**Instructions for the task**: Give each nonblank line of the rows below as a JSON list of strings, one string per line.
[BEGIN Given entries]
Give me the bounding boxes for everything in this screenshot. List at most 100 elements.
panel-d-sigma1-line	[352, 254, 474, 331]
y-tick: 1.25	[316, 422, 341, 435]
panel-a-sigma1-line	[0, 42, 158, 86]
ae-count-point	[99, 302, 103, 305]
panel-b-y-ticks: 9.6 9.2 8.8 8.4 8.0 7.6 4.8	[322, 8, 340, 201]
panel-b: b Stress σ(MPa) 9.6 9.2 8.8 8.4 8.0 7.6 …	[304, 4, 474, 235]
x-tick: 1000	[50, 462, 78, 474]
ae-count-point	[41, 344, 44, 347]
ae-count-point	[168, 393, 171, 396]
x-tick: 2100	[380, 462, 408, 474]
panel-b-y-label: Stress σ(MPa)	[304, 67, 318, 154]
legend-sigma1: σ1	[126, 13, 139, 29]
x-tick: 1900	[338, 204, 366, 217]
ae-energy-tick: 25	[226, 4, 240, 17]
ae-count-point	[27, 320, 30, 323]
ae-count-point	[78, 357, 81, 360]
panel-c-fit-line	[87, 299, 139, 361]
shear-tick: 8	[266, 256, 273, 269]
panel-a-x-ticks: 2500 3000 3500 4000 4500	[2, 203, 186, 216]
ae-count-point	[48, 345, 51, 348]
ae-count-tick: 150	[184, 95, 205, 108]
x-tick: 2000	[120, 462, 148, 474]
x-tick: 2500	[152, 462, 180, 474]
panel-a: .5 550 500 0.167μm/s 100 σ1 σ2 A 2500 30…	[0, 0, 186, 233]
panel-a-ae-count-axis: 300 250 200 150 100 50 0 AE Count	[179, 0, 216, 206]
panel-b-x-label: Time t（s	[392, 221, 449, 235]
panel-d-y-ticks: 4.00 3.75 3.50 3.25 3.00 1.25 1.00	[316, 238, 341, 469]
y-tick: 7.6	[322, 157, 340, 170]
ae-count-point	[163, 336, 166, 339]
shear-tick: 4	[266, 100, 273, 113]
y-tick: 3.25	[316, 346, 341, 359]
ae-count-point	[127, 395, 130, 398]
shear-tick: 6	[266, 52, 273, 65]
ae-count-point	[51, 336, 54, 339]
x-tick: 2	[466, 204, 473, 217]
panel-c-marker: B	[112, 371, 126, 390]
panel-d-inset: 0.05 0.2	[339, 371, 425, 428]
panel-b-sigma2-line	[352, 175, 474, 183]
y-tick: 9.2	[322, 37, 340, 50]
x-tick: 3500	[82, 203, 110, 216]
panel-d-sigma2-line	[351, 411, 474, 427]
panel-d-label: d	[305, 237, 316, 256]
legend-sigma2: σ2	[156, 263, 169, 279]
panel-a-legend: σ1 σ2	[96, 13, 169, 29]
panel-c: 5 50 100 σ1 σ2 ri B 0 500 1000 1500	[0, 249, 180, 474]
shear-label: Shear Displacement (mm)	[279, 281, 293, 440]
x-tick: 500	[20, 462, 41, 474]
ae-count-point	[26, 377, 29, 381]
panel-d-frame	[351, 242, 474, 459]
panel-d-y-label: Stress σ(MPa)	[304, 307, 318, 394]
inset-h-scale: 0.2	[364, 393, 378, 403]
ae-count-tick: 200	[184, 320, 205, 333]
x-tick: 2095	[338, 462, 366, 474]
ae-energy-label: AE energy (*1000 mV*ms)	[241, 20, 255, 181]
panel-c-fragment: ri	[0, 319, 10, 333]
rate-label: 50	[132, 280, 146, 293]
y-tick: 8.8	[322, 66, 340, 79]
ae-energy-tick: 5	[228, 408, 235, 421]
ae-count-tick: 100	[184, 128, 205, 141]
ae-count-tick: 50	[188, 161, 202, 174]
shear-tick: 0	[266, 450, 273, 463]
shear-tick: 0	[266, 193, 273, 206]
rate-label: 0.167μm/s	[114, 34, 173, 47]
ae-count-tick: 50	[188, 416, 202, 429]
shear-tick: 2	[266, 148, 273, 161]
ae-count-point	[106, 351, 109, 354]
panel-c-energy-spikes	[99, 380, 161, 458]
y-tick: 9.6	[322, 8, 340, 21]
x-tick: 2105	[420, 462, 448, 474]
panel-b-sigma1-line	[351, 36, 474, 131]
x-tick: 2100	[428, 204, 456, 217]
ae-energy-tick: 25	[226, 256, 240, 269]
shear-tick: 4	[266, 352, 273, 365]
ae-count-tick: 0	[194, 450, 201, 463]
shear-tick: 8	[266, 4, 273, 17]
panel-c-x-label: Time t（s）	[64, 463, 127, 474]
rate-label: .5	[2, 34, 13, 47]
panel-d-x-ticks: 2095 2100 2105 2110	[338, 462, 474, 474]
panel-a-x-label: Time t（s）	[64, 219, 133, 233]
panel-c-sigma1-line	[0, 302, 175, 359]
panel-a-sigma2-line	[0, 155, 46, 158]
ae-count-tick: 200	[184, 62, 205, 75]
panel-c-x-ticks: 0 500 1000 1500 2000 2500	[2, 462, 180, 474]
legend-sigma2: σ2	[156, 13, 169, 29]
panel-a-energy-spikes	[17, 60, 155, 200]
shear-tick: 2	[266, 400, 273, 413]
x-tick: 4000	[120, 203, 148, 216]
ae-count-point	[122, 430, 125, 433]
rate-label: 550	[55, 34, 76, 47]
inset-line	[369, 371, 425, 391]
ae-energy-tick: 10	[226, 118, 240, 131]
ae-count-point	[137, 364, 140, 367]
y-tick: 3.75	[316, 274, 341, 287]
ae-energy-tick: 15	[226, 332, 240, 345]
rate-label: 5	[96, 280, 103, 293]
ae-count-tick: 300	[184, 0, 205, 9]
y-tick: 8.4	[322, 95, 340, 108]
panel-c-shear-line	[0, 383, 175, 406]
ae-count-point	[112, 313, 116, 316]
[END Given entries]
**Task result**:
[
  "Give me the bounding boxes for everything in this screenshot. List at most 100 elements.",
  "panel-d-sigma1-line\t[352, 254, 474, 331]",
  "y-tick: 1.25\t[316, 422, 341, 435]",
  "panel-a-sigma1-line\t[0, 42, 158, 86]",
  "ae-count-point\t[99, 302, 103, 305]",
  "panel-b-y-ticks: 9.6 9.2 8.8 8.4 8.0 7.6 4.8\t[322, 8, 340, 201]",
  "panel-b: b Stress σ(MPa) 9.6 9.2 8.8 8.4 8.0 7.6 …\t[304, 4, 474, 235]",
  "x-tick: 1000\t[50, 462, 78, 474]",
  "ae-count-point\t[41, 344, 44, 347]",
  "ae-count-point\t[168, 393, 171, 396]",
  "x-tick: 2100\t[380, 462, 408, 474]",
  "panel-b-y-label: Stress σ(MPa)\t[304, 67, 318, 154]",
  "legend-sigma1: σ1\t[126, 13, 139, 29]",
  "x-tick: 1900\t[338, 204, 366, 217]",
  "ae-energy-tick: 25\t[226, 4, 240, 17]",
  "ae-count-point\t[27, 320, 30, 323]",
  "ae-count-point\t[78, 357, 81, 360]",
  "panel-c-fit-line\t[87, 299, 139, 361]",
  "shear-tick: 8\t[266, 256, 273, 269]",
  "panel-a-x-ticks: 2500 3000 3500 4000 4500\t[2, 203, 186, 216]",
  "ae-count-point\t[48, 345, 51, 348]",
  "ae-count-tick: 150\t[184, 95, 205, 108]",
  "x-tick: 2000\t[120, 462, 148, 474]",
  "x-tick: 2500\t[152, 462, 180, 474]",
  "panel-a: .5 550 500 0.167μm/s 100 σ1 σ2 A 2500 30…\t[0, 0, 186, 233]",
  "panel-a-ae-count-axis: 300 250 200 150 100 50 0 AE Count\t[179, 0, 216, 206]",
  "panel-b-x-label: Time t（s\t[392, 221, 449, 235]",
  "panel-d-y-ticks: 4.00 3.75 3.50 3.25 3.00 1.25 1.00\t[316, 238, 341, 469]",
  "y-tick: 7.6\t[322, 157, 340, 170]",
  "ae-count-point\t[163, 336, 166, 339]",
  "shear-tick: 4\t[266, 100, 273, 113]",
  "y-tick: 3.25\t[316, 346, 341, 359]",
  "ae-count-point\t[127, 395, 130, 398]",
  "shear-tick: 6\t[266, 52, 273, 65]",
  "ae-count-point\t[51, 336, 54, 339]",
  "x-tick: 2\t[466, 204, 473, 217]",
  "panel-c-marker: B\t[112, 371, 126, 390]",
  "panel-d-inset: 0.05 0.2\t[339, 371, 425, 428]",
  "panel-b-sigma2-line\t[352, 175, 474, 183]",
  "y-tick: 9.2\t[322, 37, 340, 50]",
  "x-tick: 3500\t[82, 203, 110, 216]",
  "panel-d-sigma2-line\t[351, 411, 474, 427]",
  "panel-d-label: d\t[305, 237, 316, 256]",
  "legend-sigma2: σ2\t[156, 263, 169, 279]",
  "panel-a-legend: σ1 σ2\t[96, 13, 169, 29]",
  "panel-c: 5 50 100 σ1 σ2 ri B 0 500 1000 1500\t[0, 249, 180, 474]",
  "shear-label: Shear Displacement (mm)\t[279, 281, 293, 440]",
  "x-tick: 500\t[20, 462, 41, 474]",
  "ae-count-point\t[26, 377, 29, 381]",
  "panel-d-frame\t[351, 242, 474, 459]",
  "panel-d-y-label: Stress σ(MPa)\t[304, 307, 318, 394]",
  "inset-h-scale: 0.2\t[364, 393, 378, 403]",
  "ae-count-tick: 200\t[184, 320, 205, 333]",
  "x-tick: 2095\t[338, 462, 366, 474]",
  "ae-energy-label: AE energy (*1000 mV*ms)\t[241, 20, 255, 181]",
  "panel-c-fragment: ri\t[0, 319, 10, 333]",
  "rate-label: 50\t[132, 280, 146, 293]",
  "y-tick: 8.8\t[322, 66, 340, 79]",
  "ae-energy-tick: 5\t[228, 408, 235, 421]",
  "ae-count-tick: 100\t[184, 128, 205, 141]",
  "ae-count-tick: 50\t[188, 161, 202, 174]",
  "shear-tick: 0\t[266, 450, 273, 463]",
  "shear-tick: 0\t[266, 193, 273, 206]",
  "rate-label: 0.167μm/s\t[114, 34, 173, 47]",
  "ae-count-tick: 50\t[188, 416, 202, 429]",
  "shear-tick: 2\t[266, 148, 273, 161]",
  "ae-count-point\t[106, 351, 109, 354]",
  "panel-c-energy-spikes\t[99, 380, 161, 458]",
  "y-tick: 9.6\t[322, 8, 340, 21]",
  "x-tick: 2105\t[420, 462, 448, 474]",
  "panel-b-sigma1-line\t[351, 36, 474, 131]",
  "x-tick: 2100\t[428, 204, 456, 217]",
  "ae-energy-tick: 25\t[226, 256, 240, 269]",
  "shear-tick: 4\t[266, 352, 273, 365]",
  "ae-count-tick: 0\t[194, 450, 201, 463]",
  "shear-tick: 8\t[266, 4, 273, 17]",
  "panel-c-x-label: Time t（s）\t[64, 463, 127, 474]",
  "rate-label: .5\t[2, 34, 13, 47]",
  "panel-d-x-ticks: 2095 2100 2105 2110\t[338, 462, 474, 474]",
  "panel-a-x-label: Time t（s）\t[64, 219, 133, 233]",
  "panel-c-sigma1-line\t[0, 302, 175, 359]",
  "panel-a-sigma2-line\t[0, 155, 46, 158]",
  "ae-count-tick: 200\t[184, 62, 205, 75]",
  "panel-c-x-ticks: 0 500 1000 1500 2000 2500\t[2, 462, 180, 474]",
  "legend-sigma2: σ2\t[156, 13, 169, 29]",
  "panel-a-energy-spikes\t[17, 60, 155, 200]",
  "shear-tick: 2\t[266, 400, 273, 413]",
  "x-tick: 4000\t[120, 203, 148, 216]",
  "ae-count-point\t[122, 430, 125, 433]",
  "rate-label: 550\t[55, 34, 76, 47]",
  "inset-line\t[369, 371, 425, 391]",
  "ae-energy-tick: 10\t[226, 118, 240, 131]",
  "ae-count-point\t[137, 364, 140, 367]",
  "y-tick: 3.75\t[316, 274, 341, 287]",
  "ae-energy-tick: 15\t[226, 332, 240, 345]",
  "rate-label: 5\t[96, 280, 103, 293]",
  "ae-count-tick: 300\t[184, 0, 205, 9]",
  "y-tick: 8.4\t[322, 95, 340, 108]",
  "panel-c-shear-line\t[0, 383, 175, 406]",
  "ae-count-point\t[112, 313, 116, 316]"
]